> **Written task**:
For every line in the data below that contains "Inquiries", copy the line.

> **Given records**:
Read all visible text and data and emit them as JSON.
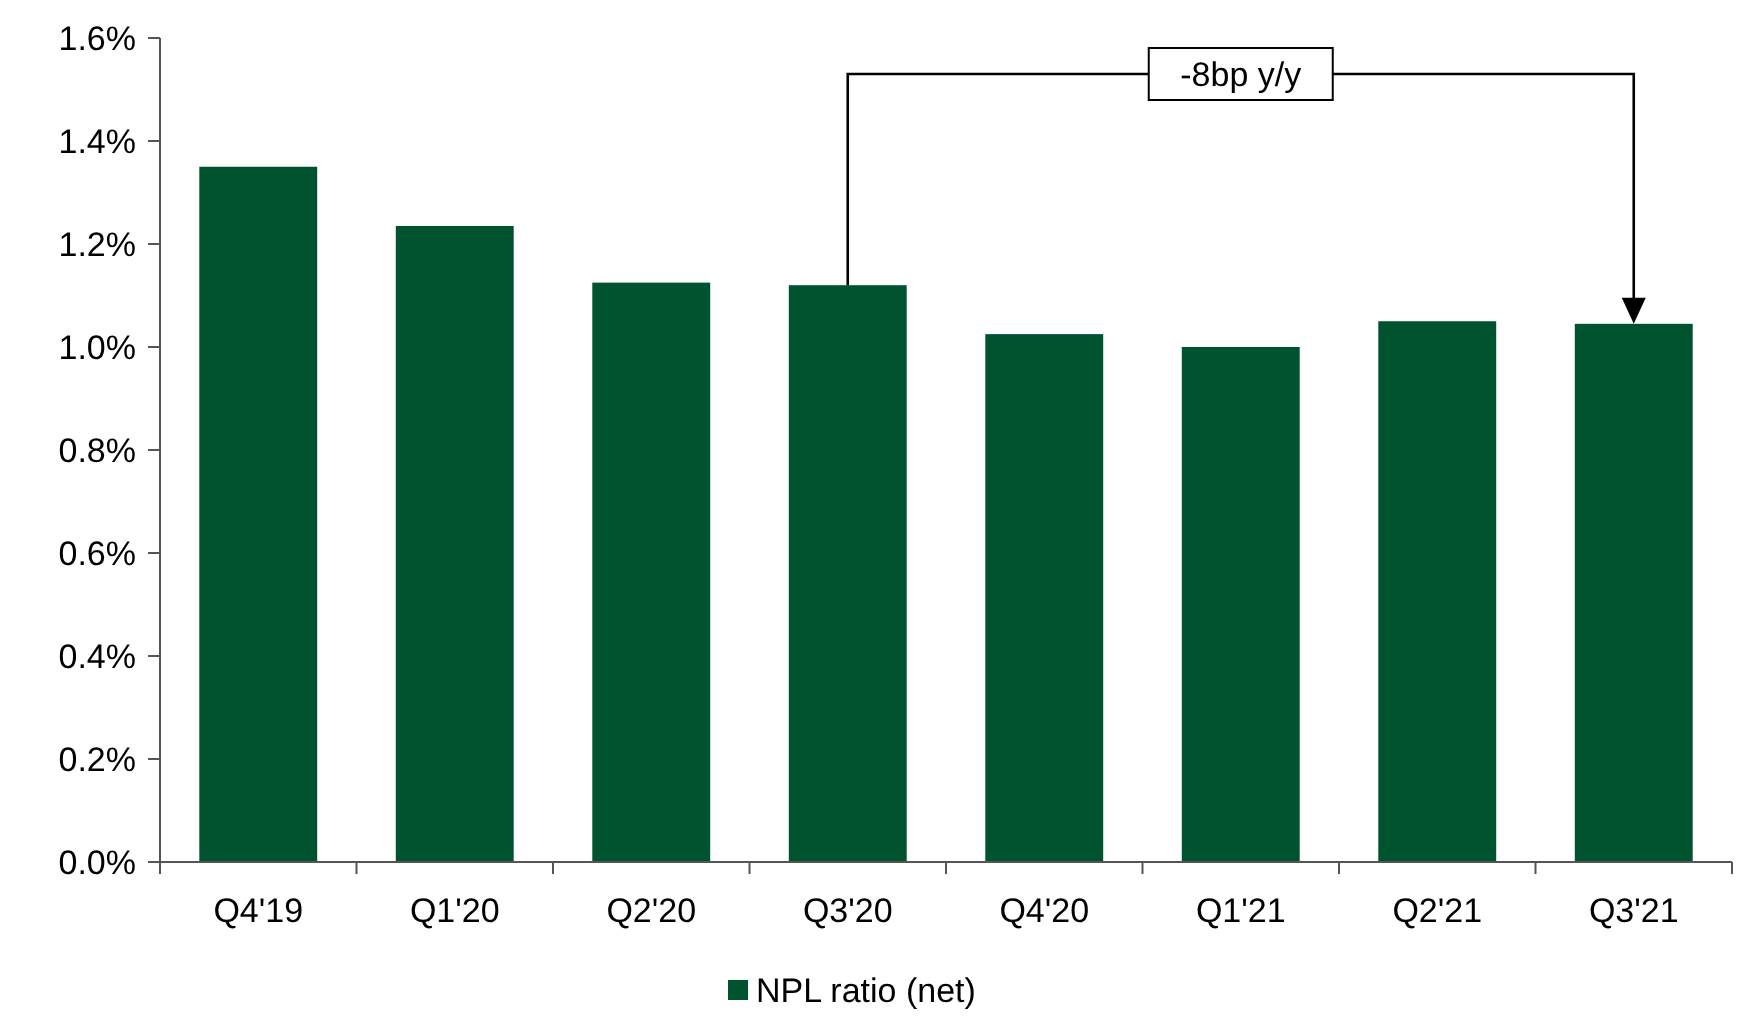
{
  "chart_data": {
    "type": "bar",
    "categories": [
      "Q4'19",
      "Q1'20",
      "Q2'20",
      "Q3'20",
      "Q4'20",
      "Q1'21",
      "Q2'21",
      "Q3'21"
    ],
    "series": [
      {
        "name": "NPL ratio (net)",
        "color": "#00532f",
        "values": [
          1.35,
          1.235,
          1.125,
          1.12,
          1.025,
          1.0,
          1.05,
          1.045
        ]
      }
    ],
    "ylim": [
      0,
      1.6
    ],
    "yticks": [
      {
        "value": 0,
        "label": "0.0%"
      },
      {
        "value": 0.2,
        "label": "0.2%"
      },
      {
        "value": 0.4,
        "label": "0.4%"
      },
      {
        "value": 0.6,
        "label": "0.6%"
      },
      {
        "value": 0.8,
        "label": "0.8%"
      },
      {
        "value": 1.0,
        "label": "1.0%"
      },
      {
        "value": 1.2,
        "label": "1.2%"
      },
      {
        "value": 1.4,
        "label": "1.4%"
      },
      {
        "value": 1.6,
        "label": "1.6%"
      }
    ],
    "annotations": [
      "-8bp y/y"
    ],
    "grid": false,
    "legend": "bottom"
  }
}
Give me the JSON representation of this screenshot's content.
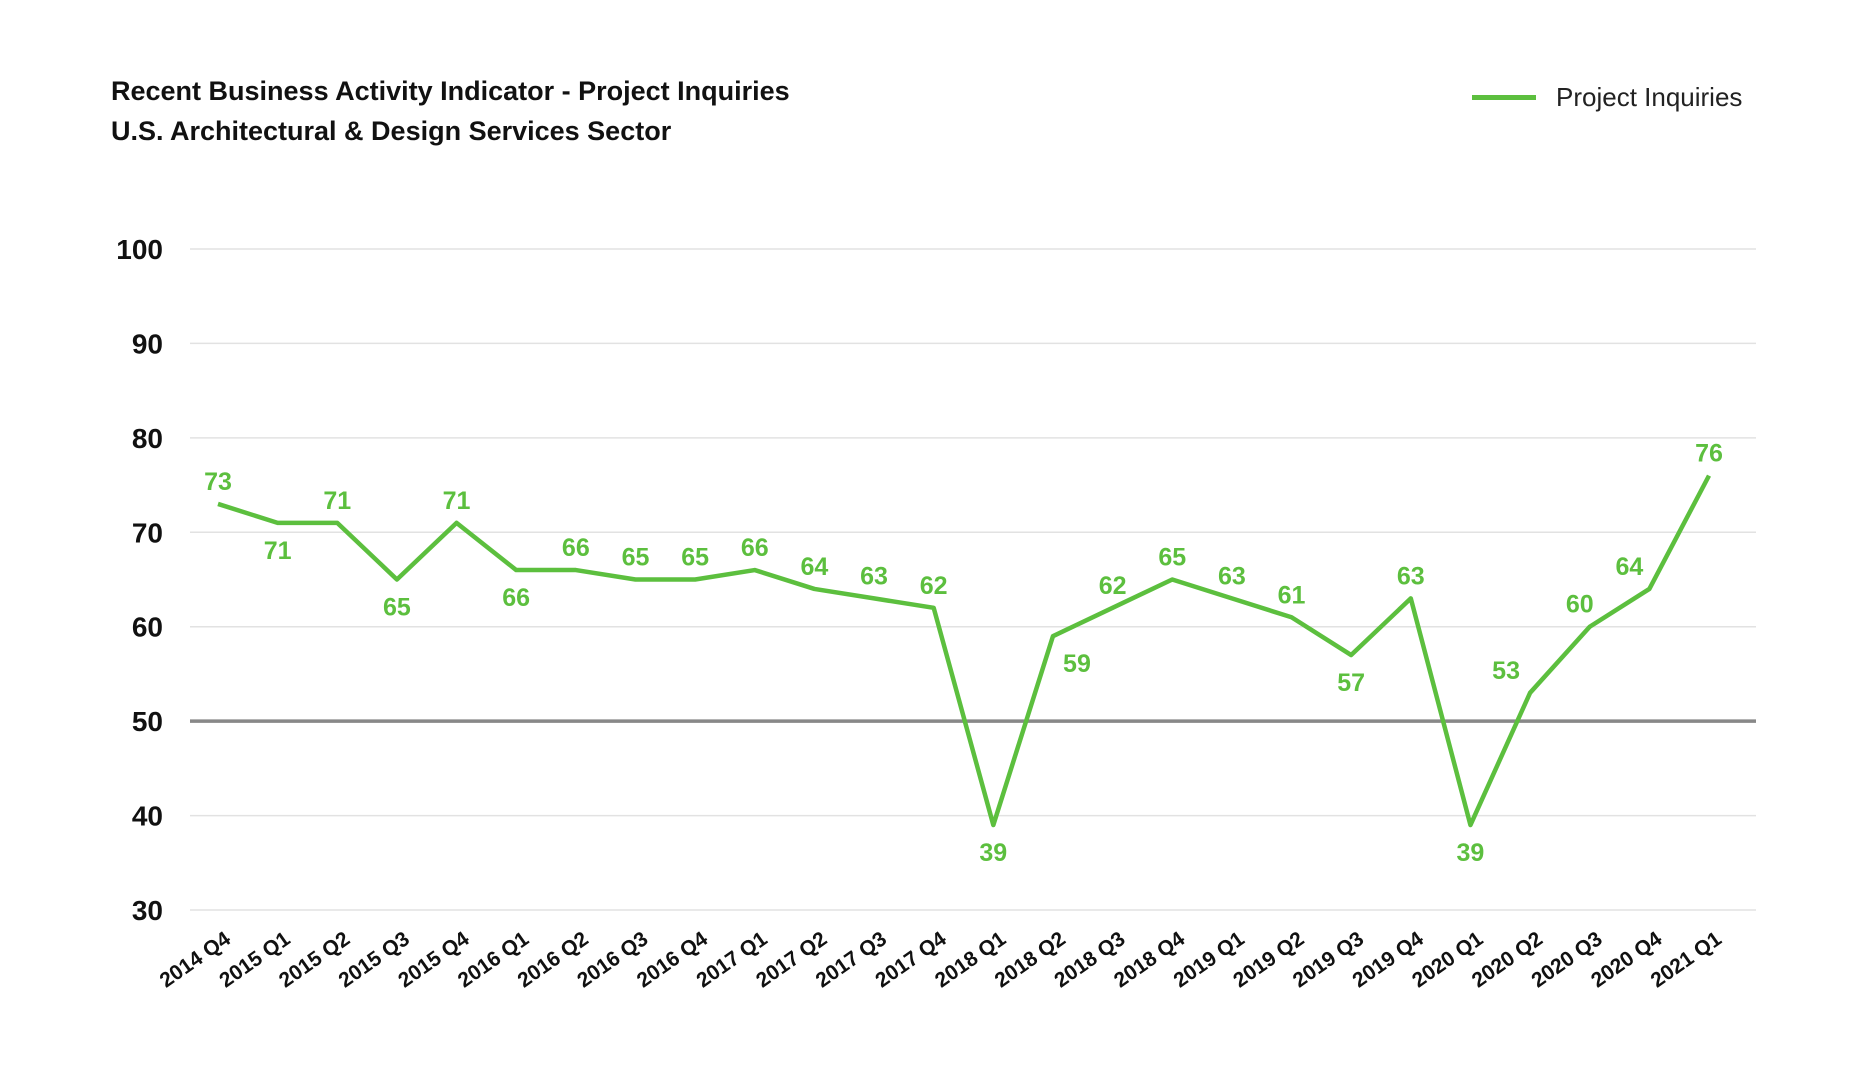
{
  "chart_data": {
    "type": "line",
    "title": "Recent Business Activity Indicator - Project Inquiries",
    "subtitle": "U.S. Architectural & Design Services Sector",
    "xlabel": "",
    "ylabel": "",
    "ylim": [
      30,
      100
    ],
    "yticks": [
      30,
      40,
      50,
      60,
      70,
      80,
      90,
      100
    ],
    "reference_line": 50,
    "grid": true,
    "legend_position": "top-right",
    "categories": [
      "2014 Q4",
      "2015 Q1",
      "2015 Q2",
      "2015 Q3",
      "2015 Q4",
      "2016 Q1",
      "2016 Q2",
      "2016 Q3",
      "2016 Q4",
      "2017 Q1",
      "2017 Q2",
      "2017 Q3",
      "2017 Q4",
      "2018 Q1",
      "2018 Q2",
      "2018 Q3",
      "2018 Q4",
      "2019 Q1",
      "2019 Q2",
      "2019 Q3",
      "2019 Q4",
      "2020 Q1",
      "2020 Q2",
      "2020 Q3",
      "2020 Q4",
      "2021 Q1"
    ],
    "series": [
      {
        "name": "Project Inquiries",
        "color": "#5cbf3e",
        "values": [
          73,
          71,
          71,
          65,
          71,
          66,
          66,
          65,
          65,
          66,
          64,
          63,
          62,
          39,
          59,
          62,
          65,
          63,
          61,
          57,
          63,
          39,
          53,
          60,
          64,
          76
        ]
      }
    ]
  }
}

> **Result of the exercise**:
    "title": "Recent Business Activity Indicator - Project Inquiries",
        "name": "Project Inquiries",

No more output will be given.